= Aim of the task =
Search the data below for the string "praktykom". Extract every line that contains it.

======

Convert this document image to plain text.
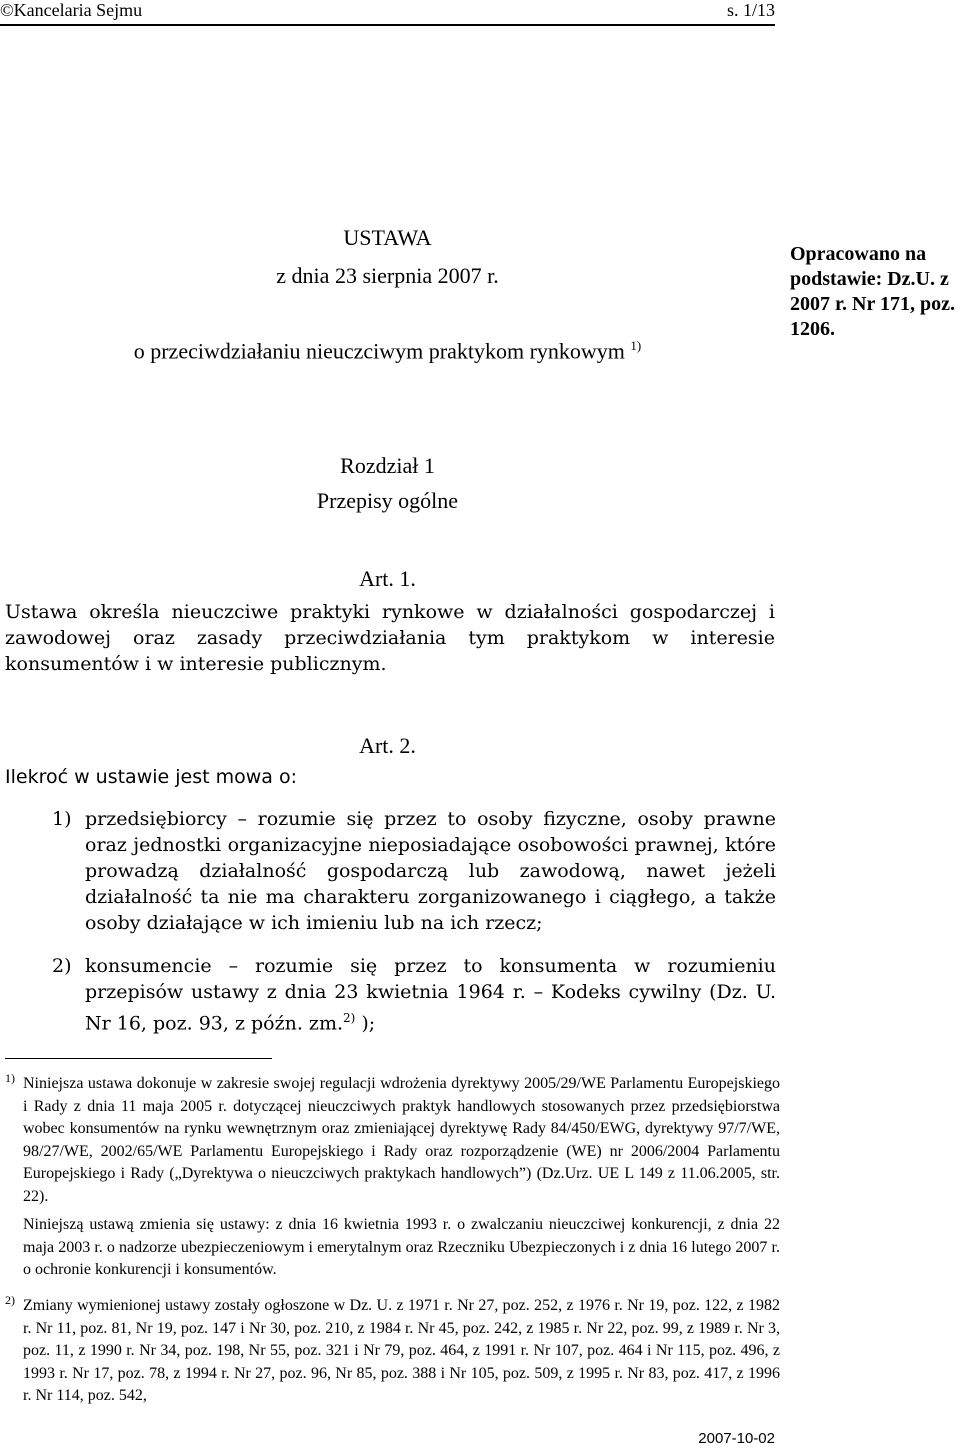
©Kancelaria Sejmu	s. 1/13
USTAWA
z dnia 23 sierpnia 2007 r.
o przeciwdziałaniu nieuczciwym praktykom rynkowym $^{1)}$
Opracowano na podstawie: Dz.U. z 2007 r. Nr 171, poz. 1206.
Rozdział 1
Przepisy ogólne
Art. 1.
Ustawa określa nieuczciwe praktyki rynkowe w działalności gospodarczej i zawodowej oraz zasady przeciwdziałania tym praktykom w interesie konsumentów i w interesie publicznym.
Art. 2.
Ilekroć w ustawie jest mowa o:
1) przedsiębiorcy – rozumie się przez to osoby fizyczne, osoby prawne oraz jednostki organizacyjne nieposiadające osobowości prawnej, które prowadzą działalność gospodarczą lub zawodową, nawet jeżeli działalność ta nie ma charakteru zorganizowanego i ciągłego, a także osoby działające w ich imieniu lub na ich rzecz;
2) konsumencie – rozumie się przez to konsumenta w rozumieniu przepisów ustawy z dnia 23 kwietnia 1964 r. – Kodeks cywilny (Dz. U. Nr 16, poz. 93, z późn. zm.$^{2)}$ );
1) Niniejsza ustawa dokonuje w zakresie swojej regulacji wdrożenia dyrektywy 2005/29/WE Parlamentu Europejskiego i Rady z dnia 11 maja 2005 r. dotyczącej nieuczciwych praktyk handlowych stosowanych przez przedsiębiorstwa wobec konsumentów na rynku wewnętrznym oraz zmieniającej dyrektywę Rady 84/450/EWG, dyrektywy 97/7/WE, 98/27/WE, 2002/65/WE Parlamentu Europejskiego i Rady oraz rozporządzenie (WE) nr 2006/2004 Parlamentu Europejskiego i Rady („Dyrektywa o nieuczciwych praktykach handlowych”) (Dz.Urz. UE L 149 z 11.06.2005, str. 22).
Niniejszą ustawą zmienia się ustawy: z dnia 16 kwietnia 1993 r. o zwalczaniu nieuczciwej konkurencji, z dnia 22 maja 2003 r. o nadzorze ubezpieczeniowym i emerytalnym oraz Rzeczniku Ubezpieczonych i z dnia 16 lutego 2007 r. o ochronie konkurencji i konsumentów.
2) Zmiany wymienionej ustawy zostały ogłoszone w Dz. U. z 1971 r. Nr 27, poz. 252, z 1976 r. Nr 19, poz. 122, z 1982 r. Nr 11, poz. 81, Nr 19, poz. 147 i Nr 30, poz. 210, z 1984 r. Nr 45, poz. 242, z 1985 r. Nr 22, poz. 99, z 1989 r. Nr 3, poz. 11, z 1990 r. Nr 34, poz. 198, Nr 55, poz. 321 i Nr 79, poz. 464, z 1991 r. Nr 107, poz. 464 i Nr 115, poz. 496, z 1993 r. Nr 17, poz. 78, z 1994 r. Nr 27, poz. 96, Nr 85, poz. 388 i Nr 105, poz. 509, z 1995 r. Nr 83, poz. 417, z 1996 r. Nr 114, poz. 542,
2007-10-02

======

= Output of the task =
o przeciwdziałaniu nieuczciwym praktykom rynkowym $^{1)}$
Ustawa określa nieuczciwe praktyki rynkowe w działalności gospodarczej i zawodowej oraz zasady przeciwdziałania tym praktykom w interesie konsumentów i w interesie publicznym.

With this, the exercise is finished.